Exercise goal
Every record below should be printed exactly as given.

## BEGIN Data rows

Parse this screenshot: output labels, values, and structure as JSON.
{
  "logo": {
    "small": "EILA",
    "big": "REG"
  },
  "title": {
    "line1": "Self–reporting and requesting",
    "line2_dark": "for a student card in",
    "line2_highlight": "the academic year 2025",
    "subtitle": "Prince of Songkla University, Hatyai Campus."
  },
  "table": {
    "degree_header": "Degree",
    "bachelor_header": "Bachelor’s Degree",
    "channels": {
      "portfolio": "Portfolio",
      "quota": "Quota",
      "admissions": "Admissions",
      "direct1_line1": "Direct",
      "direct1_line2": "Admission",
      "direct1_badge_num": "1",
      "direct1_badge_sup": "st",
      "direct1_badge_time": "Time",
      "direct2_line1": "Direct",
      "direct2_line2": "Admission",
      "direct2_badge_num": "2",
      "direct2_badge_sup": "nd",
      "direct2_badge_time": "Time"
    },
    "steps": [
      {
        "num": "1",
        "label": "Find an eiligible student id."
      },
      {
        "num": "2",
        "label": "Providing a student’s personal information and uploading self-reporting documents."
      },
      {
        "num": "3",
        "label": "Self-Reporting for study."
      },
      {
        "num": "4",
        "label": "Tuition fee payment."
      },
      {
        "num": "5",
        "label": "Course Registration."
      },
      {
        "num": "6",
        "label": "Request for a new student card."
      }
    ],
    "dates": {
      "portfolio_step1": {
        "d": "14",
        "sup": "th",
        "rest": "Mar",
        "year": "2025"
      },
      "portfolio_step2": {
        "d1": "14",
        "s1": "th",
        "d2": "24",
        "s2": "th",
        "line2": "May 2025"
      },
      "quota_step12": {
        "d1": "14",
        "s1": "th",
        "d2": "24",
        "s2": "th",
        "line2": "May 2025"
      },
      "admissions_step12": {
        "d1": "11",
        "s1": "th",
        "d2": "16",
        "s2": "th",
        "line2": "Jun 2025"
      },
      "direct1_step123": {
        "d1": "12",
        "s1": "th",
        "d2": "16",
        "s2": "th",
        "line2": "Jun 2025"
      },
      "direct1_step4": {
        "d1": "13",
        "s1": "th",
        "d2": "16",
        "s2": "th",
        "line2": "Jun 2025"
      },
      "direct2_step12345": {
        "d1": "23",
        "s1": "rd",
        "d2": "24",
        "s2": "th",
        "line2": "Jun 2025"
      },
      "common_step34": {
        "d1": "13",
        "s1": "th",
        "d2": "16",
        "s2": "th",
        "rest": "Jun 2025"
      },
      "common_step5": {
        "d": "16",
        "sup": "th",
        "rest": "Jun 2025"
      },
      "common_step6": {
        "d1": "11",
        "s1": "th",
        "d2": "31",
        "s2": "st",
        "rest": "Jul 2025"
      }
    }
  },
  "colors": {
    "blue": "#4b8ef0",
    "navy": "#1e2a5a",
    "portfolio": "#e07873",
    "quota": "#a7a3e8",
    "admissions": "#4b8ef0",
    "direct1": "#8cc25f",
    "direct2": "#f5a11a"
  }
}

## END Data rows

Exercise result
Parse this screenshot: output labels, values, and structure as JSON.
{
  "logo": {
    "small": "EILA",
    "big": "REG"
  },
  "title": {
    "line1": "Self–reporting and requesting",
    "line2_dark": "for a student card in",
    "line2_highlight": "the academic year 2025",
    "subtitle": "Prince of Songkla University, Hatyai Campus."
  },
  "table": {
    "degree_header": "Degree",
    "bachelor_header": "Bachelor’s Degree",
    "channels": {
      "portfolio": "Portfolio",
      "quota": "Quota",
      "admissions": "Admissions",
      "direct1_line1": "Direct",
      "direct1_line2": "Admission",
      "direct1_badge_num": "1",
      "direct1_badge_sup": "st",
      "direct1_badge_time": "Time",
      "direct2_line1": "Direct",
      "direct2_line2": "Admission",
      "direct2_badge_num": "2",
      "direct2_badge_sup": "nd",
      "direct2_badge_time": "Time"
    },
    "steps": [
      {
        "num": "1",
        "label": "Find an eiligible student id."
      },
      {
        "num": "2",
        "label": "Providing a student’s personal information and uploading self-reporting documents."
      },
      {
        "num": "3",
        "label": "Self-Reporting for study."
      },
      {
        "num": "4",
        "label": "Tuition fee payment."
      },
      {
        "num": "5",
        "label": "Course Registration."
      },
      {
        "num": "6",
        "label": "Request for a new student card."
      }
    ],
    "dates": {
      "portfolio_step1": {
        "d": "14",
        "sup": "th",
        "rest": "Mar",
        "year": "2025"
      },
      "portfolio_step2": {
        "d1": "14",
        "s1": "th",
        "d2": "24",
        "s2": "th",
        "line2": "May 2025"
      },
      "quota_step12": {
        "d1": "14",
        "s1": "th",
        "d2": "24",
        "s2": "th",
        "line2": "May 2025"
      },
      "admissions_step12": {
        "d1": "11",
        "s1": "th",
        "d2": "16",
        "s2": "th",
        "line2": "Jun 2025"
      },
      "direct1_step123": {
        "d1": "12",
        "s1": "th",
        "d2": "16",
        "s2": "th",
        "line2": "Jun 2025"
      },
      "direct1_step4": {
        "d1": "13",
        "s1": "th",
        "d2": "16",
        "s2": "th",
        "line2": "Jun 2025"
      },
      "direct2_step12345": {
        "d1": "23",
        "s1": "rd",
        "d2": "24",
        "s2": "th",
        "line2": "Jun 2025"
      },
      "common_step34": {
        "d1": "13",
        "s1": "th",
        "d2": "16",
        "s2": "th",
        "rest": "Jun 2025"
      },
      "common_step5": {
        "d": "16",
        "sup": "th",
        "rest": "Jun 2025"
      },
      "common_step6": {
        "d1": "11",
        "s1": "th",
        "d2": "31",
        "s2": "st",
        "rest": "Jul 2025"
      }
    }
  },
  "colors": {
    "blue": "#4b8ef0",
    "navy": "#1e2a5a",
    "portfolio": "#e07873",
    "quota": "#a7a3e8",
    "admissions": "#4b8ef0",
    "direct1": "#8cc25f",
    "direct2": "#f5a11a"
  }
}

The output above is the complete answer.